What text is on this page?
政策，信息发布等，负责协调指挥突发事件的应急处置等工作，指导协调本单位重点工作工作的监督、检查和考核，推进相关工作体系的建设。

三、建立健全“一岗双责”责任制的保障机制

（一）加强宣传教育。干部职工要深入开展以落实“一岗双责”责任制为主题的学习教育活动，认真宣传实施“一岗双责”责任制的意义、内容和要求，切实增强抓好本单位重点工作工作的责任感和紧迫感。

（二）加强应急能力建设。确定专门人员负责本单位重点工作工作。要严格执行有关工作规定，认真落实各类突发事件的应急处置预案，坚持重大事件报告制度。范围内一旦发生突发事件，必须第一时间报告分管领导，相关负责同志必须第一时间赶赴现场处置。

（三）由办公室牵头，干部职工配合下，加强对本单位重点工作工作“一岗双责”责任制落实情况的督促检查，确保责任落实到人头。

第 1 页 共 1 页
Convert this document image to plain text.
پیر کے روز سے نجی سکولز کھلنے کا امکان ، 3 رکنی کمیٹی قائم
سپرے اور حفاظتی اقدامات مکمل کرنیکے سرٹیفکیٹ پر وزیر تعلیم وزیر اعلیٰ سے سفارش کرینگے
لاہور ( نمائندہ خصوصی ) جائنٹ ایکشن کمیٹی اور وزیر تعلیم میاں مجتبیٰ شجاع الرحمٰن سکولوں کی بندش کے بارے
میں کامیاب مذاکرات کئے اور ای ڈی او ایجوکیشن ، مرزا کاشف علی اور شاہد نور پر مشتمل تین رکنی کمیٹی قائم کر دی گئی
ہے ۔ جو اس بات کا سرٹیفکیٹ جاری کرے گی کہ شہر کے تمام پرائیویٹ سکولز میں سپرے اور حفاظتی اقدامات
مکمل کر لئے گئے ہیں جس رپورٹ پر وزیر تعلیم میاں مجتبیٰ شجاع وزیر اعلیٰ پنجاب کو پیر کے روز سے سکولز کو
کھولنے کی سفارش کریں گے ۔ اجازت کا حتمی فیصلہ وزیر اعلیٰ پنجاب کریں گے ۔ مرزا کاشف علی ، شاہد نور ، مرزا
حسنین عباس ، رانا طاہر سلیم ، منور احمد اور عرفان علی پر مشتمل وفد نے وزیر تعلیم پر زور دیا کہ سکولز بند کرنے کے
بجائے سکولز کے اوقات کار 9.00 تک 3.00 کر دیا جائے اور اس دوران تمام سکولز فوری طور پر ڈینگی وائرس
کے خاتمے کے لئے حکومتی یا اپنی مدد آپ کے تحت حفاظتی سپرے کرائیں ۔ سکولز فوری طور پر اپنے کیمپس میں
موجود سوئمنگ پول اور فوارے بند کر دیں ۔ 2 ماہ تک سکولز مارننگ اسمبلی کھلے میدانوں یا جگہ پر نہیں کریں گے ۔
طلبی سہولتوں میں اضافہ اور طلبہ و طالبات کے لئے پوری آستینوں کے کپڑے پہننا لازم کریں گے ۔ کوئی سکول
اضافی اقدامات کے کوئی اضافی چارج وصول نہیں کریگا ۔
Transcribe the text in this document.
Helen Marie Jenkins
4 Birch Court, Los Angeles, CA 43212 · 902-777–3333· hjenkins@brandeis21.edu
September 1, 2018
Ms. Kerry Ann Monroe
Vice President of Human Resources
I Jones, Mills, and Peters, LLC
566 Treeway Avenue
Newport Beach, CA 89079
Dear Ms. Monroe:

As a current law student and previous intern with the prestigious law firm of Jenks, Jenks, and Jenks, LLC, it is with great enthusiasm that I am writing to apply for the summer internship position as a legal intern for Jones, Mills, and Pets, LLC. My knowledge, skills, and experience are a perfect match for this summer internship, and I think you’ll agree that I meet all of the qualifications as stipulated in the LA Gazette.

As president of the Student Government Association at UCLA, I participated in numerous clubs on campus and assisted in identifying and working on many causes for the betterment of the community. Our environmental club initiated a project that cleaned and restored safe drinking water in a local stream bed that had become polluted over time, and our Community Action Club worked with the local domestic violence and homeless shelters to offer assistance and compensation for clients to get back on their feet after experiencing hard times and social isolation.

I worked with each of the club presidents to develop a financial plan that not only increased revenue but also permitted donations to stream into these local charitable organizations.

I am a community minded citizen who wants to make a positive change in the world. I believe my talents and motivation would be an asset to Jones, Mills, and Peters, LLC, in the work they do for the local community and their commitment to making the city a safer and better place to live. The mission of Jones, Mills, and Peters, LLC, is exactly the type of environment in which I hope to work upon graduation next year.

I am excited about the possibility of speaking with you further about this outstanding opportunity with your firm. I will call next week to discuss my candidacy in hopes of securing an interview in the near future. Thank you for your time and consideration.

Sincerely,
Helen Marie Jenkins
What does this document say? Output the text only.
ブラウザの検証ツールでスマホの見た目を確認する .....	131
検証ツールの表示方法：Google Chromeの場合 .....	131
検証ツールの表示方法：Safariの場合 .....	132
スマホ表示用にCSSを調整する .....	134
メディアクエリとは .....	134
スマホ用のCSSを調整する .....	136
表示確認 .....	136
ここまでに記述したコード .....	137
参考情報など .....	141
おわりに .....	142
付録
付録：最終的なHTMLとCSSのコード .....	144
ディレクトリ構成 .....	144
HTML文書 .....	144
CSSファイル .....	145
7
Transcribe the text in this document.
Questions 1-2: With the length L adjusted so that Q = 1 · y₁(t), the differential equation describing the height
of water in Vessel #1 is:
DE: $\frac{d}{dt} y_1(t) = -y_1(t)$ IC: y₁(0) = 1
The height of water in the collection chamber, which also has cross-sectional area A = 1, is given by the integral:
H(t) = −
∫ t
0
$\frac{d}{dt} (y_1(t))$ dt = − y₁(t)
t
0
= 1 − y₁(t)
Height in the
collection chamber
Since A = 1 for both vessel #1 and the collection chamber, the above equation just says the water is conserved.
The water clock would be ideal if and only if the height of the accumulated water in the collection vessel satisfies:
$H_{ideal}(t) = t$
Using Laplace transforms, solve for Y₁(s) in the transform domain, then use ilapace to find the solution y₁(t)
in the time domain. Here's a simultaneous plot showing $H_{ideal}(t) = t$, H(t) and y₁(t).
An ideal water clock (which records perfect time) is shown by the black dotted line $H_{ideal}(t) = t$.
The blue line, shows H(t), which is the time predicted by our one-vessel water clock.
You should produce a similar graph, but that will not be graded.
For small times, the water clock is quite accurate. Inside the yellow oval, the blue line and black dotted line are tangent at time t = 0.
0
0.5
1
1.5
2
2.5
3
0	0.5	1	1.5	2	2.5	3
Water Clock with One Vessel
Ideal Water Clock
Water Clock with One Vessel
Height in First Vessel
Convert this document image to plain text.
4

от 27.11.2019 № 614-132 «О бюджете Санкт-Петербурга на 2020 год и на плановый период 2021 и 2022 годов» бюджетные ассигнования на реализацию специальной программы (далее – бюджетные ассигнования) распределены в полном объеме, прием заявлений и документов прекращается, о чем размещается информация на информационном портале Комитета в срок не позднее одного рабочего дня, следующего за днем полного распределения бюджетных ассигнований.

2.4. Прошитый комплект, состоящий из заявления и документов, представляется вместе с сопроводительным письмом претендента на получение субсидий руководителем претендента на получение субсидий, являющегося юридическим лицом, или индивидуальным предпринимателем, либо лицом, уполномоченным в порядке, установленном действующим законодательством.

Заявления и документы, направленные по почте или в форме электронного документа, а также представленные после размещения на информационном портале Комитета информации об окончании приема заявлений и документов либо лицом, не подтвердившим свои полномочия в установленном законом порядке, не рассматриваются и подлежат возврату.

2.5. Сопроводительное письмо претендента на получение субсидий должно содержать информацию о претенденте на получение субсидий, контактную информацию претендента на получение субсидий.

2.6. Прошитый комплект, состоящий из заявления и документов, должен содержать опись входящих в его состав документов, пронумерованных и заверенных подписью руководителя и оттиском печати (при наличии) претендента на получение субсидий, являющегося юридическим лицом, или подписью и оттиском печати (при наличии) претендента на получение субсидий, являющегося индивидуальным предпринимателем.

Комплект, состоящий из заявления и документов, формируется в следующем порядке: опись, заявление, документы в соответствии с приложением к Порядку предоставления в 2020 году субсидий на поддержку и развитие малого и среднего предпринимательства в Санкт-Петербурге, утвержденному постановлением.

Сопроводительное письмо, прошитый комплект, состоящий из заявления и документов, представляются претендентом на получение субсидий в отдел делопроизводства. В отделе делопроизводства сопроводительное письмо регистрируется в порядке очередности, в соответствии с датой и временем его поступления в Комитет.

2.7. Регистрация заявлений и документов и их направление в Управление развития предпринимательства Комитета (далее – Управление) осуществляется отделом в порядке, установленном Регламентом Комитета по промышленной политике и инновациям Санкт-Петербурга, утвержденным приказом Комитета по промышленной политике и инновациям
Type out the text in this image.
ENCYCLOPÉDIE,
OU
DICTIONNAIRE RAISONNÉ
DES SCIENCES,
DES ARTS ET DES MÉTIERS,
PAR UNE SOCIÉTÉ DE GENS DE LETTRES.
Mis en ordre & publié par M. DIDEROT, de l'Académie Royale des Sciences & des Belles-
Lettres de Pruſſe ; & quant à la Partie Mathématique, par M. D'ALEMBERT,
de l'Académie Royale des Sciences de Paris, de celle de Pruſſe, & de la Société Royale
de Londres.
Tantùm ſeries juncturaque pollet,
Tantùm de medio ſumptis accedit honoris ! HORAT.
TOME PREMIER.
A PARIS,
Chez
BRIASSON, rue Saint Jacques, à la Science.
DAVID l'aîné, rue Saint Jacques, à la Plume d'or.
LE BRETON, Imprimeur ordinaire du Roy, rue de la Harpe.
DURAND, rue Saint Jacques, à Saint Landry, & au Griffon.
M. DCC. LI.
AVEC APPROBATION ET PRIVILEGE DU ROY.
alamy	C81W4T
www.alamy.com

┄┄┄┄┄┄

## Task details
In the entries above, count each line with "کوئی"; reply with the total only.

## Written solution
2